Record extracts:

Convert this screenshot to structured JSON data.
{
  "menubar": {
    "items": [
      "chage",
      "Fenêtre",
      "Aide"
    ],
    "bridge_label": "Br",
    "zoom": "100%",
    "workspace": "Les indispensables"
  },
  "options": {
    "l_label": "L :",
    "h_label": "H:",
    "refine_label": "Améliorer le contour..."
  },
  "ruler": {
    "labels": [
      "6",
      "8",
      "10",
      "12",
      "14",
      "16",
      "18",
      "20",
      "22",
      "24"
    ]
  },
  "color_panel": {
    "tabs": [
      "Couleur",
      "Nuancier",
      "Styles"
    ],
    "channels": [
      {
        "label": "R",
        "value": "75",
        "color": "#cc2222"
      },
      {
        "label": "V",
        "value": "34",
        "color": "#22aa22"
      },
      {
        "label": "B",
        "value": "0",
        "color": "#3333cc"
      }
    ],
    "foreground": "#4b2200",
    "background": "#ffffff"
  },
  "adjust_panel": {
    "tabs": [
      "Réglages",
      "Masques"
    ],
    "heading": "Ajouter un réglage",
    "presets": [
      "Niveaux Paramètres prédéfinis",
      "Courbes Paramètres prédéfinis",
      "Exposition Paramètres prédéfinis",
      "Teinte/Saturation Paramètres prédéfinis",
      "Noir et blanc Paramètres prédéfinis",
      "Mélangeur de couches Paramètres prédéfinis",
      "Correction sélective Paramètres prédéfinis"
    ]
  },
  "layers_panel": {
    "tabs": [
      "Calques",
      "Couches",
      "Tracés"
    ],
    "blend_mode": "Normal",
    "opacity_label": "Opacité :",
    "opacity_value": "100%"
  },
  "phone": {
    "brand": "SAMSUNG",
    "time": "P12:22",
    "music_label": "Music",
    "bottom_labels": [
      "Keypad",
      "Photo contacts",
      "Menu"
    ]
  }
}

Task requirements: For the entries above, count the lines that contain the string "Paramètres", and state that number without further comment.

Worked solution: 7